Extracted data entries:
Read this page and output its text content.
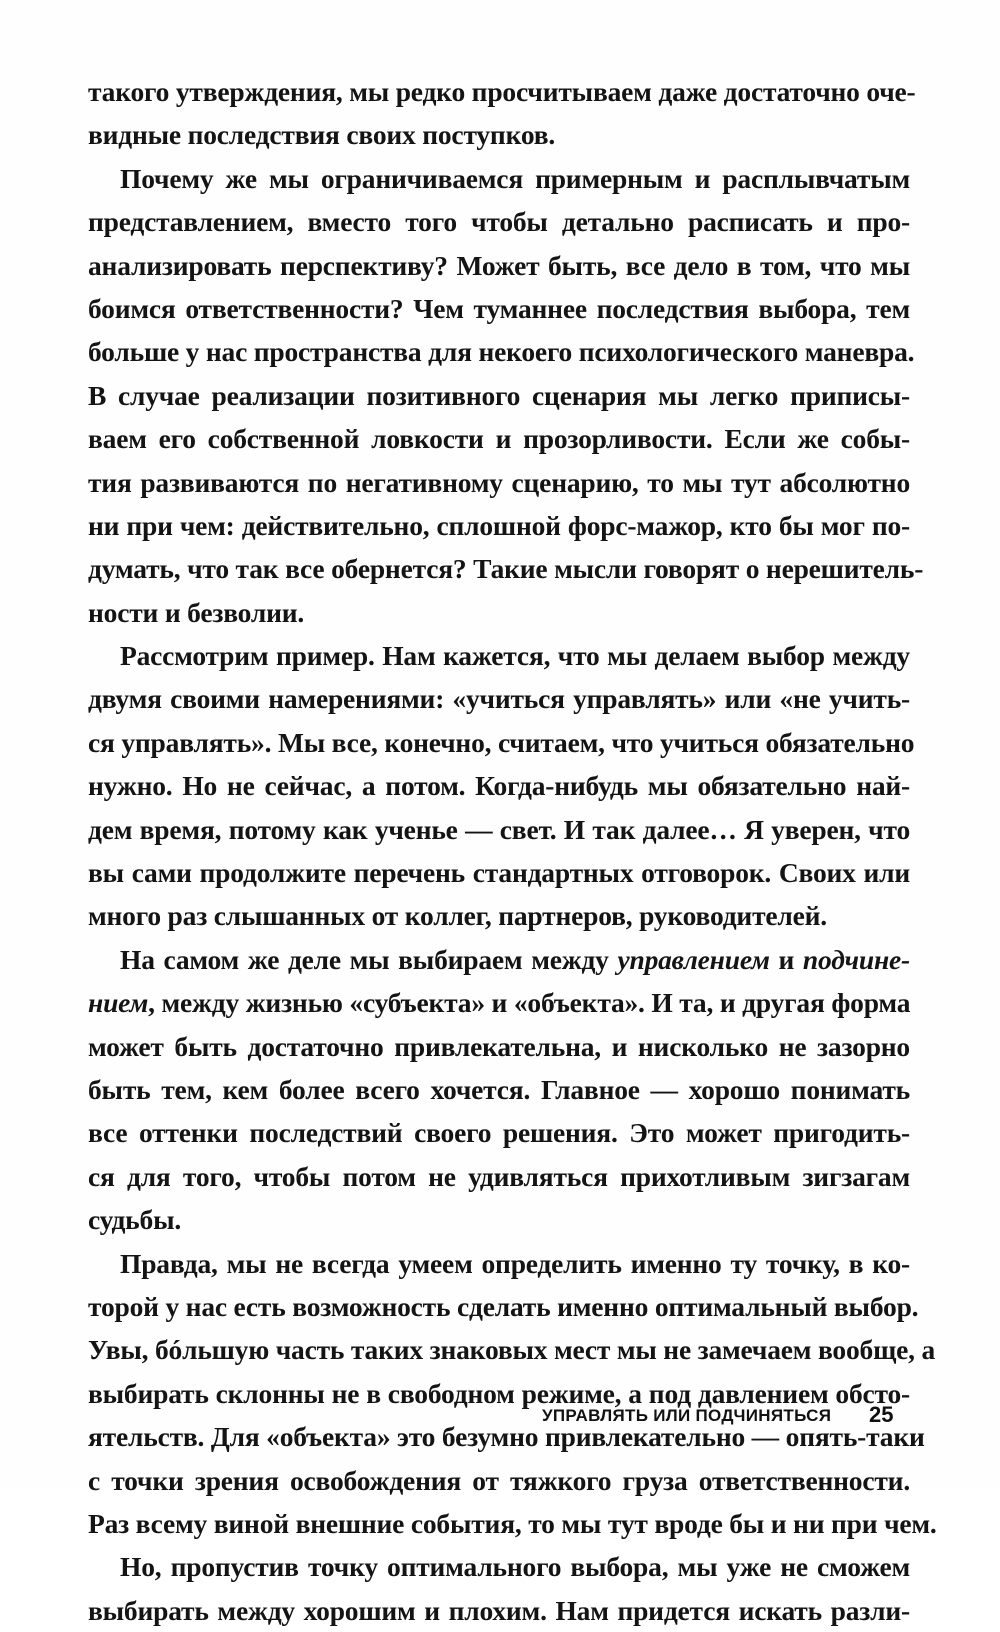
такого утверждения, мы редко просчитываем даже достаточно оче-
видные последствия своих поступков.
Почему же мы ограничиваемся примерным и расплывчатым
представлением, вместо того чтобы детально расписать и про-
анализировать перспективу? Может быть, все дело в том, что мы
боимся ответственности? Чем туманнее последствия выбора, тем
больше у нас пространства для некоего психологического маневра.
В случае реализации позитивного сценария мы легко приписы-
ваем его собственной ловкости и прозорливости. Если же собы-
тия развиваются по негативному сценарию, то мы тут абсолютно
ни при чем: действительно, сплошной форс-мажор, кто бы мог по-
думать, что так все обернется? Такие мысли говорят о нерешитель-
ности и безволии.
Рассмотрим пример. Нам кажется, что мы делаем выбор между
двумя своими намерениями: «учиться управлять» или «не учить-
ся управлять». Мы все, конечно, считаем, что учиться обязательно
нужно. Но не сейчас, а потом. Когда-нибудь мы обязательно най-
дем время, потому как ученье — свет. И так далее… Я уверен, что
вы сами продолжите перечень стандартных отговорок. Своих или
много раз слышанных от коллег, партнеров, руководителей.
На самом же деле мы выбираем между управлением и подчине-
нием, между жизнью «субъекта» и «объекта». И та, и другая форма
может быть достаточно привлекательна, и нисколько не зазорно
быть тем, кем более всего хочется. Главное — хорошо понимать
все оттенки последствий своего решения. Это может пригодить-
ся для того, чтобы потом не удивляться прихотливым зигзагам
судьбы.
Правда, мы не всегда умеем определить именно ту точку, в ко-
торой у нас есть возможность сделать именно оптимальный выбор.
Увы, бóльшую часть таких знаковых мест мы не замечаем вообще, а
выбирать склонны не в свободном режиме, а под давлением обсто-
ятельств. Для «объекта» это безумно привлекательно — опять-таки
с точки зрения освобождения от тяжкого груза ответственности.
Раз всему виной внешние события, то мы тут вроде бы и ни при чем.
Но, пропустив точку оптимального выбора, мы уже не сможем
выбирать между хорошим и плохим. Нам придется искать разли-
УПРАВЛЯТЬ ИЛИ ПОДЧИНЯТЬСЯ 25
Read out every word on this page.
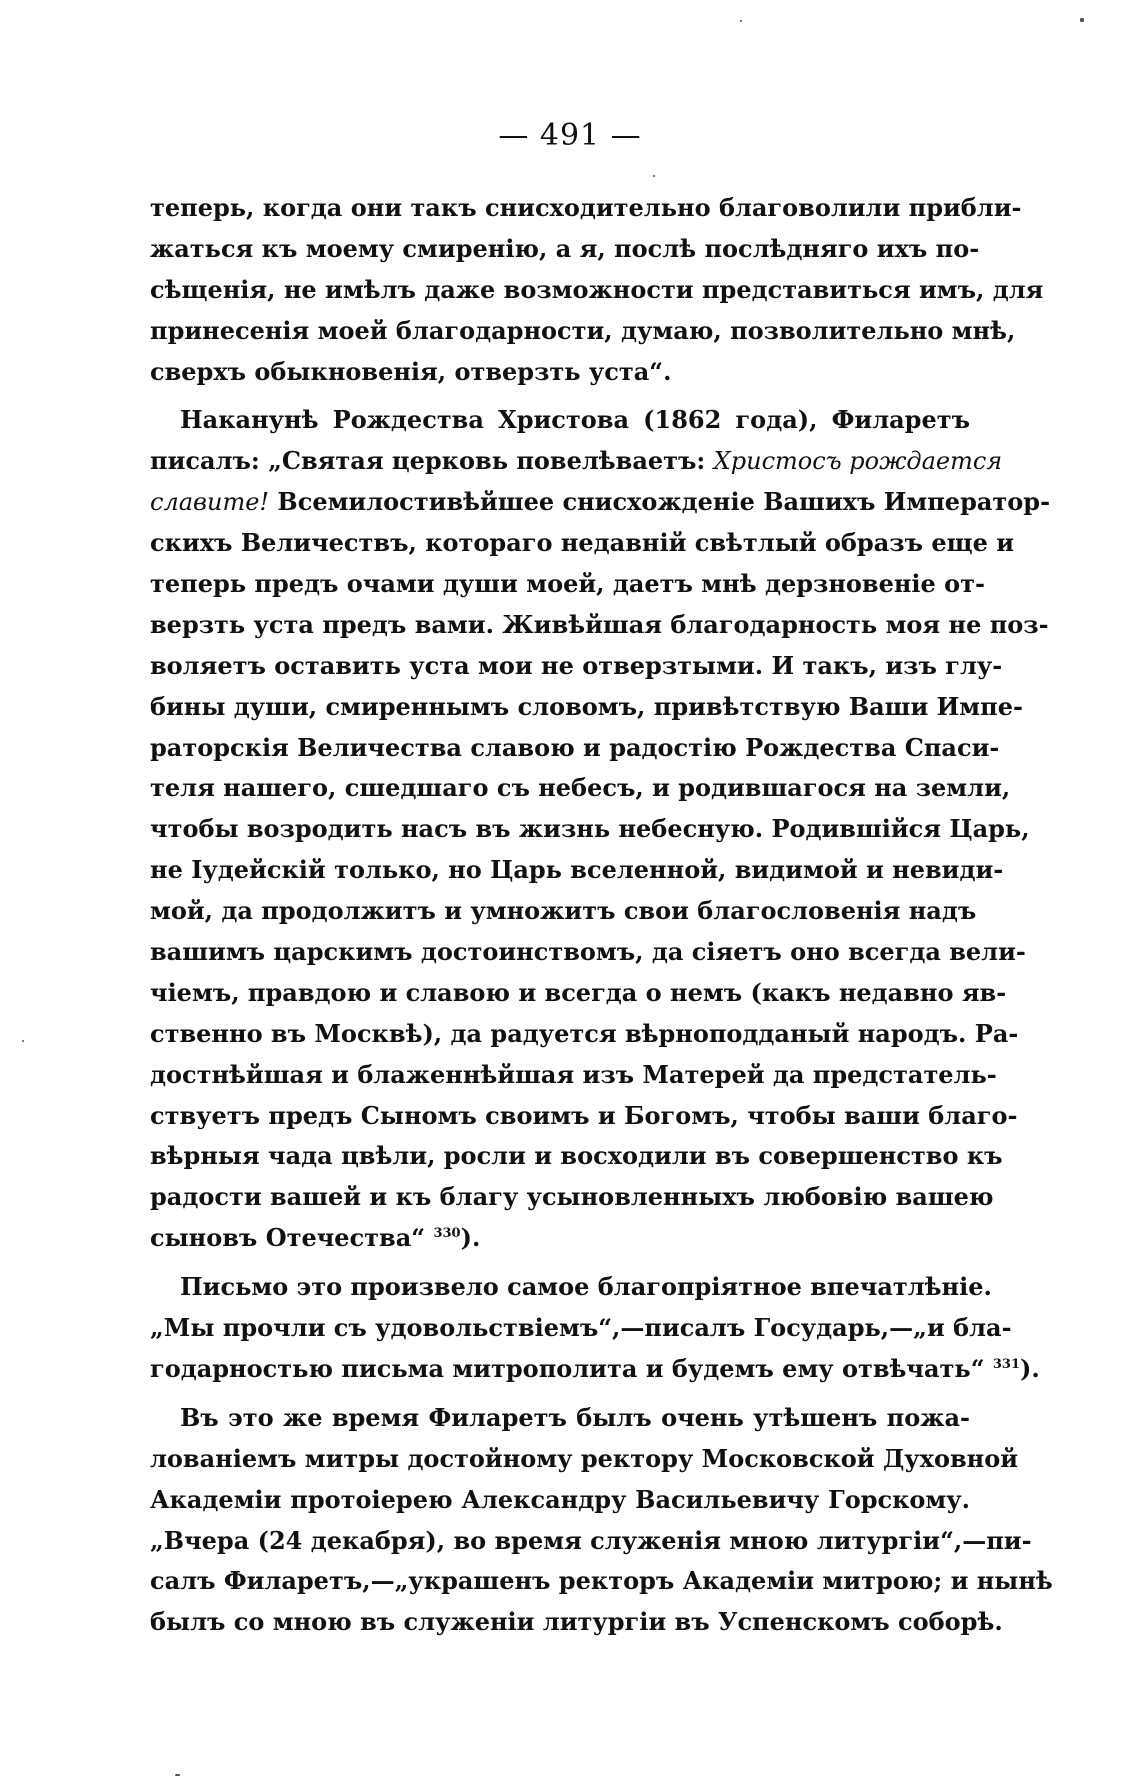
— 491 —
теперь, когда они такъ снисходительно благоволили прибли-
жаться къ моему смиренію, а я, послѣ послѣдняго ихъ по-
сѣщенія, не имѣлъ даже возможности представиться имъ, для
принесенія моей благодарности, думаю, позволительно мнѣ,
сверхъ обыкновенія, отверзть уста“.
Наканунѣ Рождества Христова (1862 года), Филаретъ
писалъ: „Святая церковь повелѣваетъ: Христосъ рождается
славите! Всемилостивѣйшее снисхожденіе Вашихъ Император-
скихъ Величествъ, котораго недавній свѣтлый образъ еще и
теперь предъ очами души моей, даетъ мнѣ дерзновеніе от-
верзть уста предъ вами. Живѣйшая благодарность моя не поз-
воляетъ оставить уста мои не отверзтыми. И такъ, изъ глу-
бины души, смиреннымъ словомъ, привѣтствую Ваши Импе-
раторскія Величества славою и радостію Рождества Спаси-
теля нашего, сшедшаго съ небесъ, и родившагося на земли,
чтобы возродить насъ въ жизнь небесную. Родившійся Царь,
не Іудейскій только, но Царь вселенной, видимой и невиди-
мой, да продолжитъ и умножитъ свои благословенія надъ
вашимъ царскимъ достоинствомъ, да сіяетъ оно всегда вели-
чіемъ, правдою и славою и всегда о немъ (какъ недавно яв-
ственно въ Москвѣ), да радуется вѣрноподданый народъ. Ра-
достнѣйшая и блаженнѣйшая изъ Матерей да предстатель-
ствуетъ предъ Сыномъ своимъ и Богомъ, чтобы ваши благо-
вѣрныя чада цвѣли, росли и восходили въ совершенство къ
радости вашей и къ благу усыновленныхъ любовію вашею
сыновъ Отечества“ $^{330}$).
Письмо это произвело самое благопріятное впечатлѣніе.
„Мы прочли съ удовольствіемъ“,—писалъ Государь,—„и бла-
годарностью письма митрополита и будемъ ему отвѣчать“ $^{331}$).
Въ это же время Филаретъ былъ очень утѣшенъ пожа-
лованіемъ митры достойному ректору Московской Духовной
Академіи протоіерею Александру Васильевичу Горскому.
„Вчера (24 декабря), во время служенія мною литургіи“,—пи-
салъ Филаретъ,—„украшенъ ректоръ Академіи митрою; и нынѣ
былъ со мною въ служеніи литургіи въ Успенскомъ соборѣ.
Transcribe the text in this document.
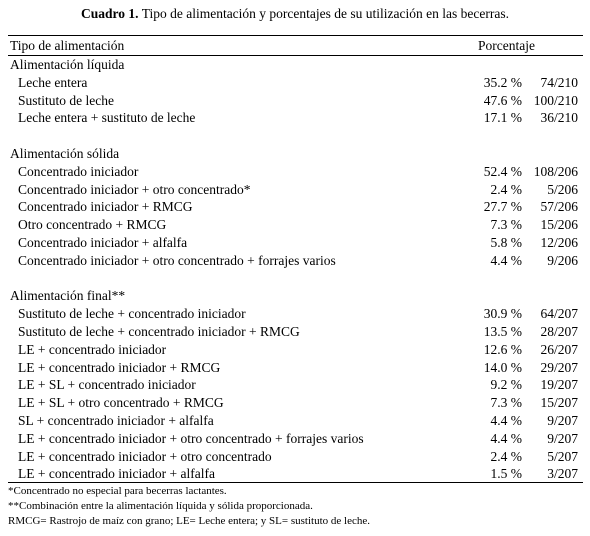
Cuadro 1. Tipo de alimentación y porcentajes de su utilización en las becerras.
Tipo de alimentación	Porcentaje
Alimentación líquida
Leche entera	35.2 % 74/210
Sustituto de leche	47.6 % 100/210
Leche entera + sustituto de leche	17.1 % 36/210
Alimentación sólida
Concentrado iniciador	52.4 % 108/206
Concentrado iniciador + otro concentrado*	2.4 % 5/206
Concentrado iniciador + RMCG	27.7 % 57/206
Otro concentrado + RMCG	7.3 % 15/206
Concentrado iniciador + alfalfa	5.8 % 12/206
Concentrado iniciador + otro concentrado + forrajes varios	4.4 % 9/206
Alimentación final**
Sustituto de leche + concentrado iniciador	30.9 % 64/207
Sustituto de leche + concentrado iniciador + RMCG	13.5 % 28/207
LE + concentrado iniciador	12.6 % 26/207
LE + concentrado iniciador + RMCG	14.0 % 29/207
LE + SL + concentrado iniciador	9.2 % 19/207
LE + SL + otro concentrado + RMCG	7.3 % 15/207
SL + concentrado iniciador + alfalfa	4.4 % 9/207
LE + concentrado iniciador + otro concentrado + forrajes varios	4.4 % 9/207
LE + concentrado iniciador + otro concentrado	2.4 % 5/207
LE + concentrado iniciador + alfalfa	1.5 % 3/207
*Concentrado no especial para becerras lactantes.
**Combinación entre la alimentación líquida y sólida proporcionada.
RMCG= Rastrojo de maíz con grano; LE= Leche entera; y SL= sustituto de leche.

● Instructions to follow: Leave out the pictures, and give all the records again exactly.

● Task response:
Read this page and output its text content.
такого утверждения, мы редко просчитываем даже достаточно оче-
видные последствия своих поступков.
Почему же мы ограничиваемся примерным и расплывчатым
представлением, вместо того чтобы детально расписать и про-
анализировать перспективу? Может быть, все дело в том, что мы
боимся ответственности? Чем туманнее последствия выбора, тем
больше у нас пространства для некоего психологического маневра.
В случае реализации позитивного сценария мы легко приписы-
ваем его собственной ловкости и прозорливости. Если же собы-
тия развиваются по негативному сценарию, то мы тут абсолютно
ни при чем: действительно, сплошной форс-мажор, кто бы мог по-
думать, что так все обернется? Такие мысли говорят о нерешитель-
ности и безволии.
Рассмотрим пример. Нам кажется, что мы делаем выбор между
двумя своими намерениями: «учиться управлять» или «не учить-
ся управлять». Мы все, конечно, считаем, что учиться обязательно
нужно. Но не сейчас, а потом. Когда-нибудь мы обязательно най-
дем время, потому как ученье — свет. И так далее… Я уверен, что
вы сами продолжите перечень стандартных отговорок. Своих или
много раз слышанных от коллег, партнеров, руководителей.
На самом же деле мы выбираем между управлением и подчине-
нием, между жизнью «субъекта» и «объекта». И та, и другая форма
может быть достаточно привлекательна, и нисколько не зазорно
быть тем, кем более всего хочется. Главное — хорошо понимать
все оттенки последствий своего решения. Это может пригодить-
ся для того, чтобы потом не удивляться прихотливым зигзагам
судьбы.
Правда, мы не всегда умеем определить именно ту точку, в ко-
торой у нас есть возможность сделать именно оптимальный выбор.
Увы, бóльшую часть таких знаковых мест мы не замечаем вообще, а
выбирать склонны не в свободном режиме, а под давлением обсто-
ятельств. Для «объекта» это безумно привлекательно — опять-таки
с точки зрения освобождения от тяжкого груза ответственности.
Раз всему виной внешние события, то мы тут вроде бы и ни при чем.
Но, пропустив точку оптимального выбора, мы уже не сможем
выбирать между хорошим и плохим. Нам придется искать разли-
УПРАВЛЯТЬ ИЛИ ПОДЧИНЯТЬСЯ 25
Read out every word on this page.
— 491 —
теперь, когда они такъ снисходительно благоволили прибли-
жаться къ моему смиренію, а я, послѣ послѣдняго ихъ по-
сѣщенія, не имѣлъ даже возможности представиться имъ, для
принесенія моей благодарности, думаю, позволительно мнѣ,
сверхъ обыкновенія, отверзть уста“.
Наканунѣ Рождества Христова (1862 года), Филаретъ
писалъ: „Святая церковь повелѣваетъ: Христосъ рождается
славите! Всемилостивѣйшее снисхожденіе Вашихъ Император-
скихъ Величествъ, котораго недавній свѣтлый образъ еще и
теперь предъ очами души моей, даетъ мнѣ дерзновеніе от-
верзть уста предъ вами. Живѣйшая благодарность моя не поз-
воляетъ оставить уста мои не отверзтыми. И такъ, изъ глу-
бины души, смиреннымъ словомъ, привѣтствую Ваши Импе-
раторскія Величества славою и радостію Рождества Спаси-
теля нашего, сшедшаго съ небесъ, и родившагося на земли,
чтобы возродить насъ въ жизнь небесную. Родившійся Царь,
не Іудейскій только, но Царь вселенной, видимой и невиди-
мой, да продолжитъ и умножитъ свои благословенія надъ
вашимъ царскимъ достоинствомъ, да сіяетъ оно всегда вели-
чіемъ, правдою и славою и всегда о немъ (какъ недавно яв-
ственно въ Москвѣ), да радуется вѣрноподданый народъ. Ра-
достнѣйшая и блаженнѣйшая изъ Матерей да предстатель-
ствуетъ предъ Сыномъ своимъ и Богомъ, чтобы ваши благо-
вѣрныя чада цвѣли, росли и восходили въ совершенство къ
радости вашей и къ благу усыновленныхъ любовію вашею
сыновъ Отечества“ $^{330}$).
Письмо это произвело самое благопріятное впечатлѣніе.
„Мы прочли съ удовольствіемъ“,—писалъ Государь,—„и бла-
годарностью письма митрополита и будемъ ему отвѣчать“ $^{331}$).
Въ это же время Филаретъ былъ очень утѣшенъ пожа-
лованіемъ митры достойному ректору Московской Духовной
Академіи протоіерею Александру Васильевичу Горскому.
„Вчера (24 декабря), во время служенія мною литургіи“,—пи-
салъ Филаретъ,—„украшенъ ректоръ Академіи митрою; и нынѣ
былъ со мною въ служеніи литургіи въ Успенскомъ соборѣ.
Transcribe the text in this document.
Cuadro 1. Tipo de alimentación y porcentajes de su utilización en las becerras.
Tipo de alimentación	Porcentaje
Alimentación líquida
Leche entera	35.2 % 74/210
Sustituto de leche	47.6 % 100/210
Leche entera + sustituto de leche	17.1 % 36/210
Alimentación sólida
Concentrado iniciador	52.4 % 108/206
Concentrado iniciador + otro concentrado*	2.4 % 5/206
Concentrado iniciador + RMCG	27.7 % 57/206
Otro concentrado + RMCG	7.3 % 15/206
Concentrado iniciador + alfalfa	5.8 % 12/206
Concentrado iniciador + otro concentrado + forrajes varios	4.4 % 9/206
Alimentación final**
Sustituto de leche + concentrado iniciador	30.9 % 64/207
Sustituto de leche + concentrado iniciador + RMCG	13.5 % 28/207
LE + concentrado iniciador	12.6 % 26/207
LE + concentrado iniciador + RMCG	14.0 % 29/207
LE + SL + concentrado iniciador	9.2 % 19/207
LE + SL + otro concentrado + RMCG	7.3 % 15/207
SL + concentrado iniciador + alfalfa	4.4 % 9/207
LE + concentrado iniciador + otro concentrado + forrajes varios	4.4 % 9/207
LE + concentrado iniciador + otro concentrado	2.4 % 5/207
LE + concentrado iniciador + alfalfa	1.5 % 3/207
*Concentrado no especial para becerras lactantes.
**Combinación entre la alimentación líquida y sólida proporcionada.
RMCG= Rastrojo de maíz con grano; LE= Leche entera; y SL= sustituto de leche.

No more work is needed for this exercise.